══ Data extract

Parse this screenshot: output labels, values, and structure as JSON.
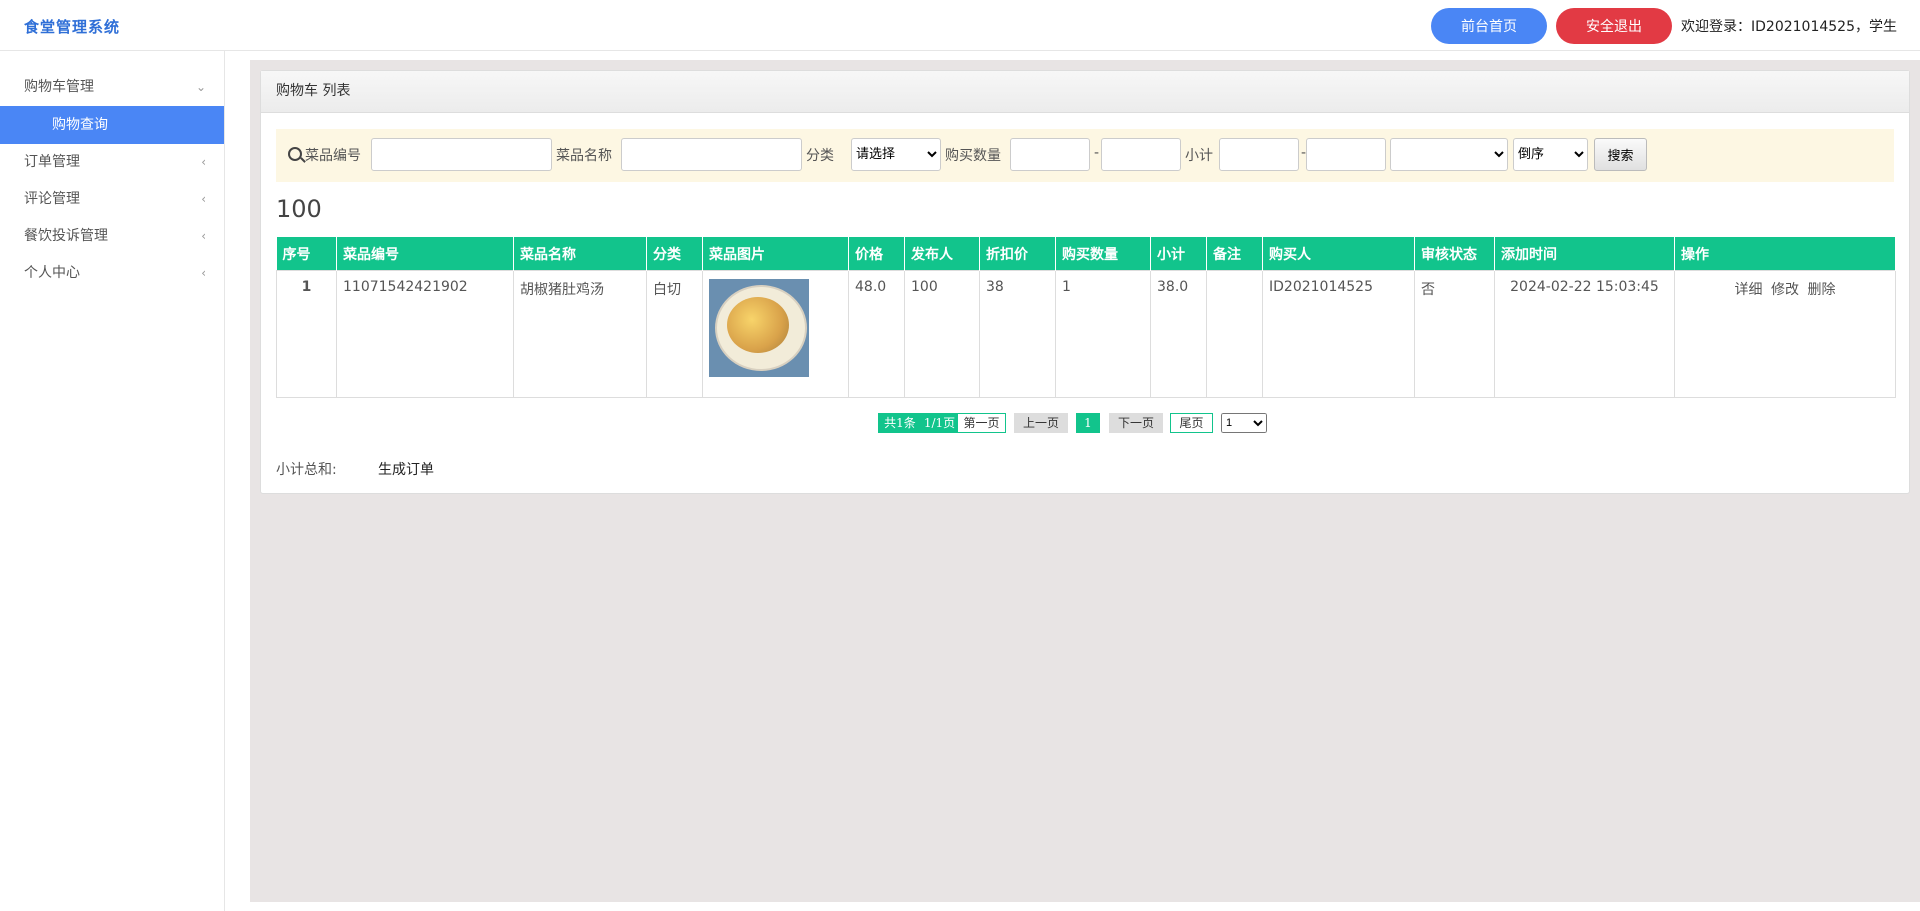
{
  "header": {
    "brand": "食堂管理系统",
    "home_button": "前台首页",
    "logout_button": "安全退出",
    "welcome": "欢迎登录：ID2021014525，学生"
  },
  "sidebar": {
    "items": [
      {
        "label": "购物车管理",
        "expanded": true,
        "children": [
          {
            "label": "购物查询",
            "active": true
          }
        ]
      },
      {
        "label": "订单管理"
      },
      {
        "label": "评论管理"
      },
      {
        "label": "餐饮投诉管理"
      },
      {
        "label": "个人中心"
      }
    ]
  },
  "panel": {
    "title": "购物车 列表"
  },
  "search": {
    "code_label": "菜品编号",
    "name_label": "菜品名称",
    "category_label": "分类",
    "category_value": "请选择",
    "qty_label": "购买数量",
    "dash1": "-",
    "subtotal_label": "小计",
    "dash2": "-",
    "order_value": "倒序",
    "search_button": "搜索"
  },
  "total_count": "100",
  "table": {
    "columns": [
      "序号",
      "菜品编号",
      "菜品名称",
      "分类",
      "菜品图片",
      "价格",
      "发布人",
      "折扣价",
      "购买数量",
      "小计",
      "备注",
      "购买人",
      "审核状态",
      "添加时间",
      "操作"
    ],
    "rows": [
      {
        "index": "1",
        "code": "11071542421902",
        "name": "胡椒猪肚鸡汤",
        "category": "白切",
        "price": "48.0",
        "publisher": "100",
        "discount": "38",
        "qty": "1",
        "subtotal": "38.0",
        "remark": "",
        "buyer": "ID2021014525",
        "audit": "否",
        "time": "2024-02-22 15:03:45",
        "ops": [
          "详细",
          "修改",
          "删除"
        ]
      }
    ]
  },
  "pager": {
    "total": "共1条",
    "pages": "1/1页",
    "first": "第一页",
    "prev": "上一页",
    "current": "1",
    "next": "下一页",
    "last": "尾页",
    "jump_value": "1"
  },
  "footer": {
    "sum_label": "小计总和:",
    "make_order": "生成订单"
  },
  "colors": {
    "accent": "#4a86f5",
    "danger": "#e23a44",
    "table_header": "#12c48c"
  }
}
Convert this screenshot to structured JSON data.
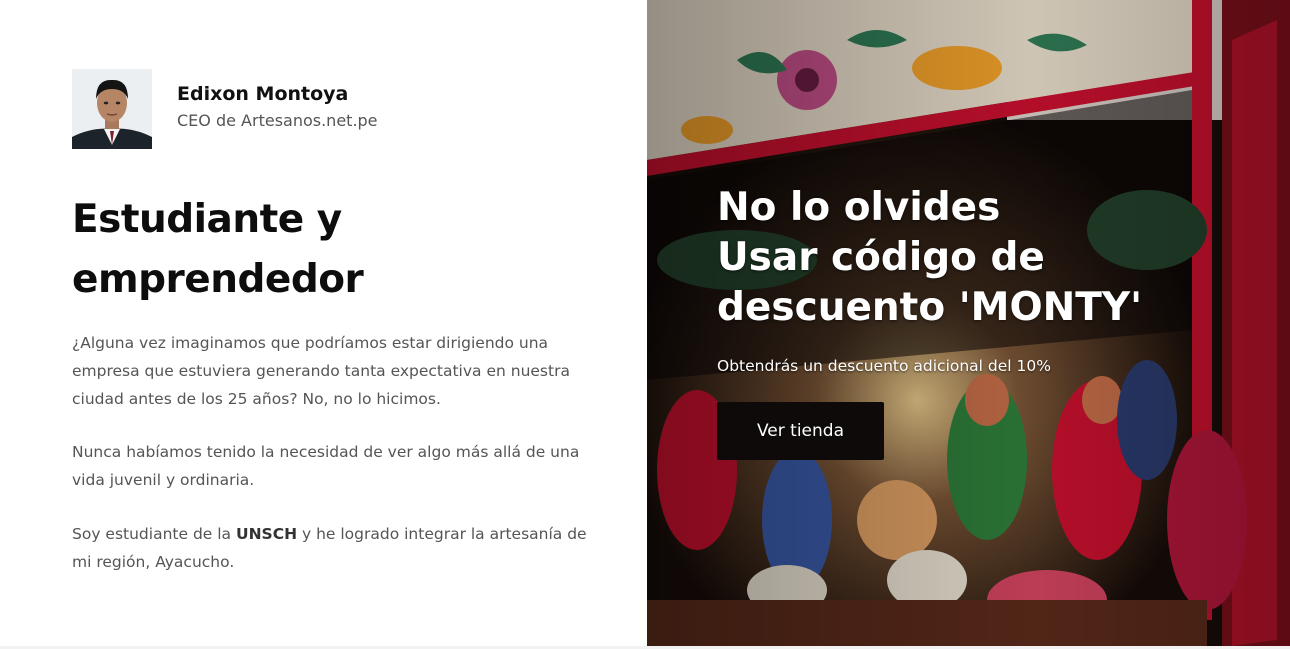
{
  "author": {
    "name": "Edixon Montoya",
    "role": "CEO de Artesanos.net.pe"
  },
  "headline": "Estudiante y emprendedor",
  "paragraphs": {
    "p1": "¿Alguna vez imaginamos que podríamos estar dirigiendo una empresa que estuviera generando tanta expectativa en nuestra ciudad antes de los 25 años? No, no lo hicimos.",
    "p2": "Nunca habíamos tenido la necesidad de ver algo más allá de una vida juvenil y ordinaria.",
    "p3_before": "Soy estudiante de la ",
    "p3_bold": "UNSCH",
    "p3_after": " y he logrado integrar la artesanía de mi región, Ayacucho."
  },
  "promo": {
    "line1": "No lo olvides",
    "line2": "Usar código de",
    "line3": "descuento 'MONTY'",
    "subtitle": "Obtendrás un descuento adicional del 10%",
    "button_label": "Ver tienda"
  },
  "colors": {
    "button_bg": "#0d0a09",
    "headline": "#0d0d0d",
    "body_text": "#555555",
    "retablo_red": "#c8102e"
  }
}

════
══ Data extract

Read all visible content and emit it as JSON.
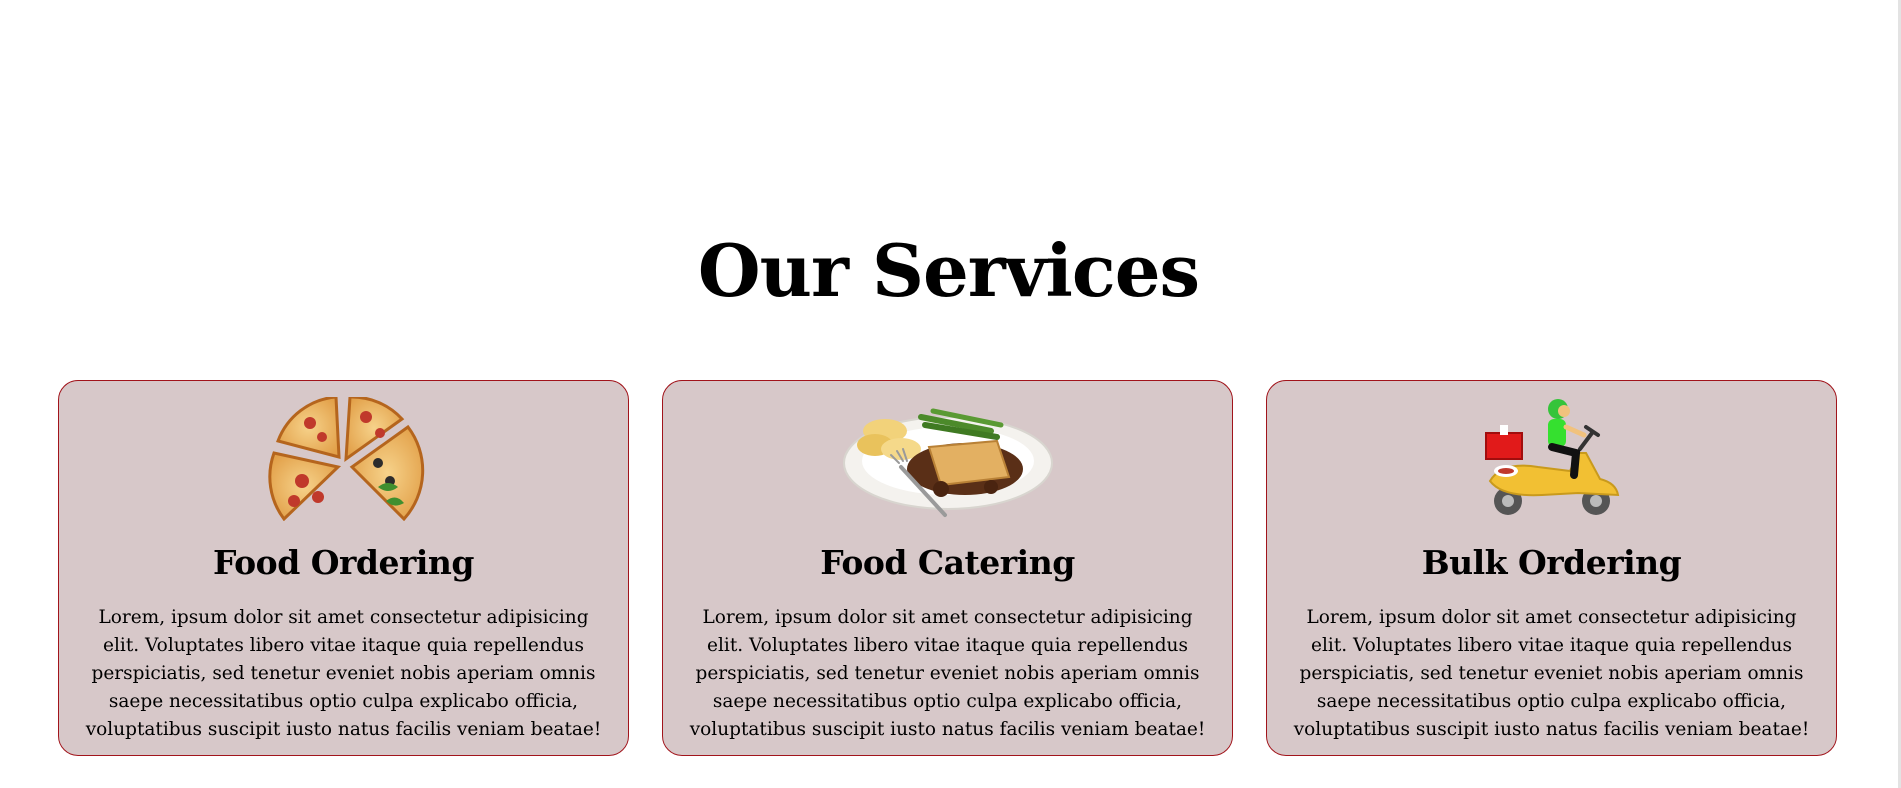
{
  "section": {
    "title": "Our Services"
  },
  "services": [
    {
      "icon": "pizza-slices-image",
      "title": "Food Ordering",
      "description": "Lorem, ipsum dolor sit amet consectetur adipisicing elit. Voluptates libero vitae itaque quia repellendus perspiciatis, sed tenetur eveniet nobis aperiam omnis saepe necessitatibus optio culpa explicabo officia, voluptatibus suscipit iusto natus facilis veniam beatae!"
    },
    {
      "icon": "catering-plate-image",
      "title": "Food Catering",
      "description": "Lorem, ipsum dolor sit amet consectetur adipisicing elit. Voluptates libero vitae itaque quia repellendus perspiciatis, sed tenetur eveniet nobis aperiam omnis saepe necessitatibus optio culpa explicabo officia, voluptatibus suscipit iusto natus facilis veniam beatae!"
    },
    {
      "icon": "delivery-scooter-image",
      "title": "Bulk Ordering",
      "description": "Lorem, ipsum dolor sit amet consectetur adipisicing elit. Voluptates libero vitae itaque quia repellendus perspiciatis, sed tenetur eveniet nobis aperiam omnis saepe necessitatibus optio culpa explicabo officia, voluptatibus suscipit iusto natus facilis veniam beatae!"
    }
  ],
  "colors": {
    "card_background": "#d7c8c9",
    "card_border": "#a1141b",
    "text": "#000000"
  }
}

════

- **Written task**: Across the records, how many lines contain "Ordering"? Only the number should be given.

- **Worked solution**: 2